TASK DIRECTIONS
Copy the entries below word for word, starting at the line with "tab-friends[interactable]: [5, 1039, 133, 1137]" and ending with the line with "new-dot: [343, 1065, 352, 1074]", both of those lines included.

PROVIDED DATA
▼

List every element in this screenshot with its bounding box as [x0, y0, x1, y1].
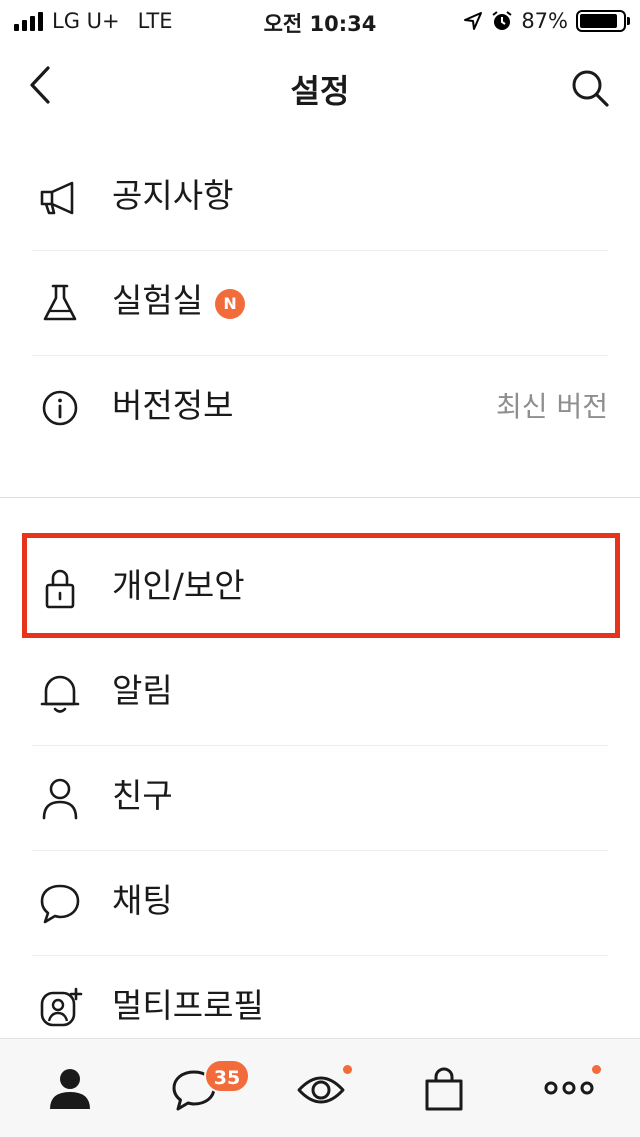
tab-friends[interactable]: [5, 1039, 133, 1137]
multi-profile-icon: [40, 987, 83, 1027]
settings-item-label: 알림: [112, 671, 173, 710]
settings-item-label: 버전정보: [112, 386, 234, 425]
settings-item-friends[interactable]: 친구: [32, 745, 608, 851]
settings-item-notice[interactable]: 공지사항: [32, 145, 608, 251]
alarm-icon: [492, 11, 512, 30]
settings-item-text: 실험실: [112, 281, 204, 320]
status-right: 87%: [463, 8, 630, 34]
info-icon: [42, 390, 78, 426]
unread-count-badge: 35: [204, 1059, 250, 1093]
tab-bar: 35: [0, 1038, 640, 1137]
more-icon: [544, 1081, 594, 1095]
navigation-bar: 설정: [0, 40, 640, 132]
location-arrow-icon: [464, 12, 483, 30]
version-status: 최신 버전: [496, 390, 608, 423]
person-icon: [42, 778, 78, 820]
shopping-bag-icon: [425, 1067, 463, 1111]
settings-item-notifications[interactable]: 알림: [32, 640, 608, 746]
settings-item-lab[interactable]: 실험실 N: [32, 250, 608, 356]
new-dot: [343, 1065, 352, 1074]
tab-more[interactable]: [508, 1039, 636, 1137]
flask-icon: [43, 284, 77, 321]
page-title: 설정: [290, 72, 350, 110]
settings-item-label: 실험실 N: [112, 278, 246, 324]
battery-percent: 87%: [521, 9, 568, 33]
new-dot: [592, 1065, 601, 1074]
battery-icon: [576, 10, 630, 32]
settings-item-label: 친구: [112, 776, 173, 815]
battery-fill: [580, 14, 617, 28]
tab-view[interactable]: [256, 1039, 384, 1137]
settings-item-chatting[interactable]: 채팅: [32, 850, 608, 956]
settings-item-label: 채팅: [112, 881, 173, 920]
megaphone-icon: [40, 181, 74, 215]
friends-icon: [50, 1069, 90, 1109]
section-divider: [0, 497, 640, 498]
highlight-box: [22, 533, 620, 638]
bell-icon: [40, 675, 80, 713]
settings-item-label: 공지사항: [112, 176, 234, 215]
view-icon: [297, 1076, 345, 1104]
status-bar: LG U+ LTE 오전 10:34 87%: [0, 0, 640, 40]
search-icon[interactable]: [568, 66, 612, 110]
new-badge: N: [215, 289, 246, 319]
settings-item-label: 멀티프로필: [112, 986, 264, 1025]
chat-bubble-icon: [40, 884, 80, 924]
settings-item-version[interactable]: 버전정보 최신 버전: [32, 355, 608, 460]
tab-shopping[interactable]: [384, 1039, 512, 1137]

▲

TASK RESULT
tab-friends[interactable]: [5, 1039, 133, 1137]
multi-profile-icon: [40, 987, 83, 1027]
settings-item-label: 알림: [112, 671, 173, 710]
settings-item-label: 버전정보: [112, 386, 234, 425]
settings-item-friends[interactable]: 친구: [32, 745, 608, 851]
settings-item-notice[interactable]: 공지사항: [32, 145, 608, 251]
alarm-icon: [492, 11, 512, 30]
settings-item-text: 실험실: [112, 281, 204, 320]
status-right: 87%: [463, 8, 630, 34]
info-icon: [42, 390, 78, 426]
unread-count-badge: 35: [204, 1059, 250, 1093]
tab-bar: 35: [0, 1038, 640, 1137]
more-icon: [544, 1081, 594, 1095]
navigation-bar: 설정: [0, 40, 640, 132]
location-arrow-icon: [464, 12, 483, 30]
version-status: 최신 버전: [496, 390, 608, 423]
person-icon: [42, 778, 78, 820]
shopping-bag-icon: [425, 1067, 463, 1111]
settings-item-notifications[interactable]: 알림: [32, 640, 608, 746]
settings-item-lab[interactable]: 실험실 N: [32, 250, 608, 356]
new-dot: [343, 1065, 352, 1074]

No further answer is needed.